- Data lines -

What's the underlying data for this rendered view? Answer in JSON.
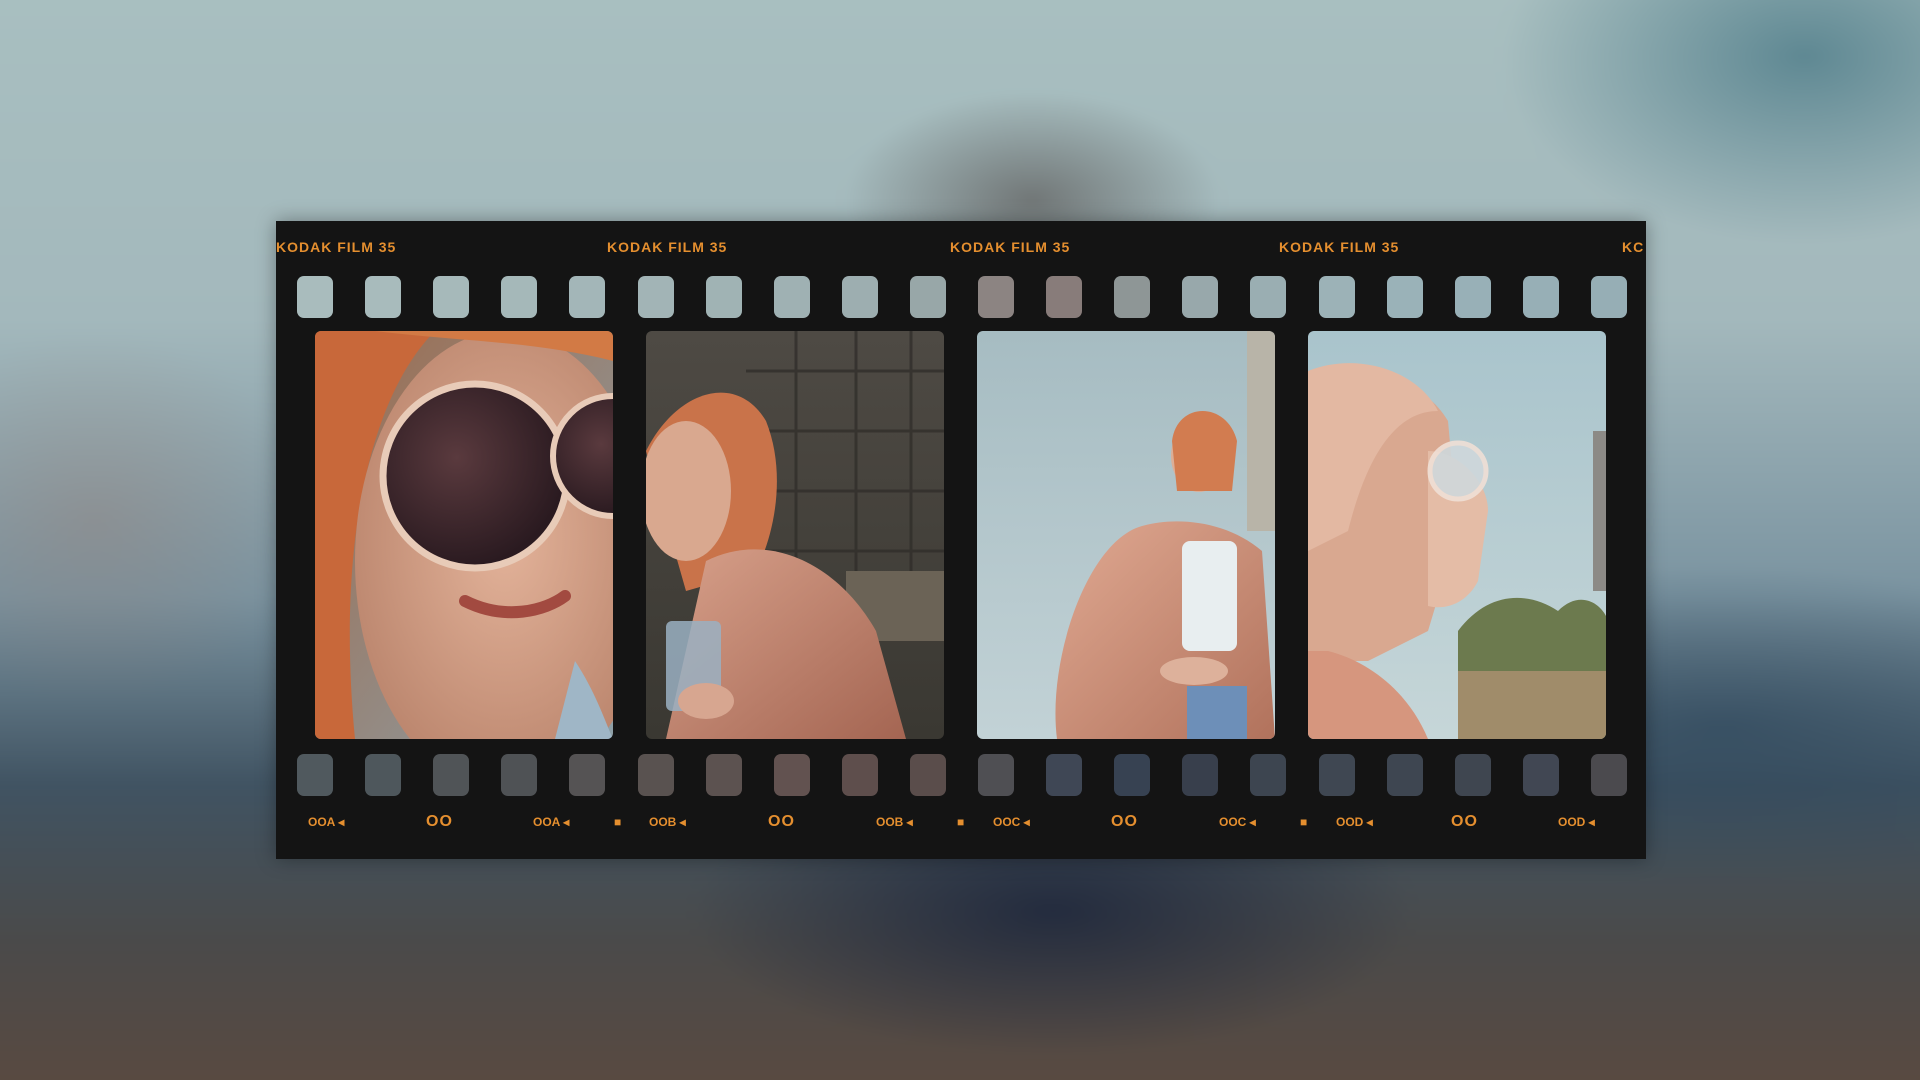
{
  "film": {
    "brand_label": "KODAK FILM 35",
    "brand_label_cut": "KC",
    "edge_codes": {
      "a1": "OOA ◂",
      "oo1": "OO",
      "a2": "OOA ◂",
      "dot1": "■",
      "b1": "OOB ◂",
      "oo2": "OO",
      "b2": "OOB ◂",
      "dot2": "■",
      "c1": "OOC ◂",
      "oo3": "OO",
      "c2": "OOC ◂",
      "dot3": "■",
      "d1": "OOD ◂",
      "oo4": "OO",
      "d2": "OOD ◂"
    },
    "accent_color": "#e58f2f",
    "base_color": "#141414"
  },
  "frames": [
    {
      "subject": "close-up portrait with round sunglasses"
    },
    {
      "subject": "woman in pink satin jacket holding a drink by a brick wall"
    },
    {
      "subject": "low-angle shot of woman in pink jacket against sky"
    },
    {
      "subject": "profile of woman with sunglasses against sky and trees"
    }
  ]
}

- Exercise prompt -
Images in the data above are to be skipped. Retype all other material exactly.

- Solution to this problem -
What's the underlying data for this rendered view? Answer in JSON.
{
  "film": {
    "brand_label": "KODAK FILM 35",
    "brand_label_cut": "KC",
    "edge_codes": {
      "a1": "OOA ◂",
      "oo1": "OO",
      "a2": "OOA ◂",
      "dot1": "■",
      "b1": "OOB ◂",
      "oo2": "OO",
      "b2": "OOB ◂",
      "dot2": "■",
      "c1": "OOC ◂",
      "oo3": "OO",
      "c2": "OOC ◂",
      "dot3": "■",
      "d1": "OOD ◂",
      "oo4": "OO",
      "d2": "OOD ◂"
    },
    "accent_color": "#e58f2f",
    "base_color": "#141414"
  },
  "frames": [
    {
      "subject": "close-up portrait with round sunglasses"
    },
    {
      "subject": "woman in pink satin jacket holding a drink by a brick wall"
    },
    {
      "subject": "low-angle shot of woman in pink jacket against sky"
    },
    {
      "subject": "profile of woman with sunglasses against sky and trees"
    }
  ]
}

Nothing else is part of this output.